Problem requirements >> Images appear in the records below; leave them out and repeat everything else exactly.

Saved data entries:
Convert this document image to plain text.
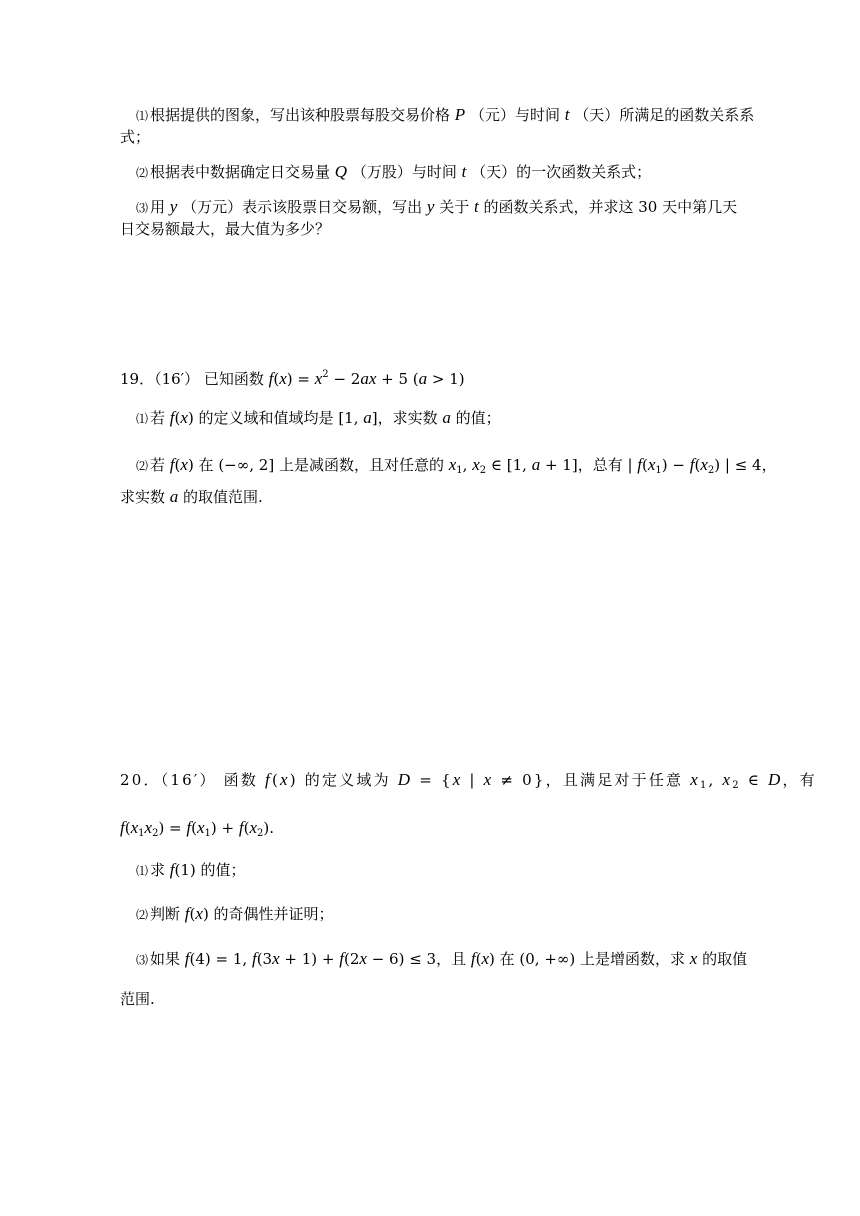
⑴ 根据提供的图象，写出该种股票每股交易价格 P （元）与时间 t （天）所满足的函数关系系
式；
⑵ 根据表中数据确定日交易量 Q （万股）与时间 t （天）的一次函数关系式；
⑶ 用 y （万元）表示该股票日交易额，写出 y 关于 t 的函数关系式，并求这 30 天中第几天
日交易额最大，最大值为多少？
19．（16′） 已知函数 $f(x) = x^2 - 2ax + 5$ (a > 1)
⑴ 若 f(x) 的定义域和值域均是 [1, a]，求实数 a 的值；
⑵ 若 f(x) 在 (−∞, 2] 上是减函数，且对任意的 $x_1$, $x_2$ ∈ [1, a + 1]，总有 | $f(x_1) - f(x_2)$ | ≤ 4，
求实数 a 的取值范围.
20．（16′） 函数 f(x) 的定义域为 D = {x | x ≠ 0}，且满足对于任意 $x_1$, $x_2$ ∈ D，有
$f(x_1x_2) = f(x_1) + f(x_2)$.
⑴ 求 f(1) 的值；
⑵ 判断 f(x) 的奇偶性并证明；
⑶ 如果 f(4) = 1, f(3x + 1) + f(2x − 6) ≤ 3，且 f(x) 在 (0, +∞) 上是增函数，求 x 的取值
范围.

Result of this exercise >>
Convert this document image to plain text.
⑴ 根据提供的图象，写出该种股票每股交易价格 P （元）与时间 t （天）所满足的函数关系系
式；
⑵ 根据表中数据确定日交易量 Q （万股）与时间 t （天）的一次函数关系式；
⑶ 用 y （万元）表示该股票日交易额，写出 y 关于 t 的函数关系式，并求这 30 天中第几天
日交易额最大，最大值为多少？
19．（16′） 已知函数 $f(x) = x^2 - 2ax + 5$ (a > 1)
⑴ 若 f(x) 的定义域和值域均是 [1, a]，求实数 a 的值；
⑵ 若 f(x) 在 (−∞, 2] 上是减函数，且对任意的 $x_1$, $x_2$ ∈ [1, a + 1]，总有 | $f(x_1) - f(x_2)$ | ≤ 4，
求实数 a 的取值范围.
20．（16′） 函数 f(x) 的定义域为 D = {x | x ≠ 0}，且满足对于任意 $x_1$, $x_2$ ∈ D，有
$f(x_1x_2) = f(x_1) + f(x_2)$.
⑴ 求 f(1) 的值；
⑵ 判断 f(x) 的奇偶性并证明；
⑶ 如果 f(4) = 1, f(3x + 1) + f(2x − 6) ≤ 3，且 f(x) 在 (0, +∞) 上是增函数，求 x 的取值
范围.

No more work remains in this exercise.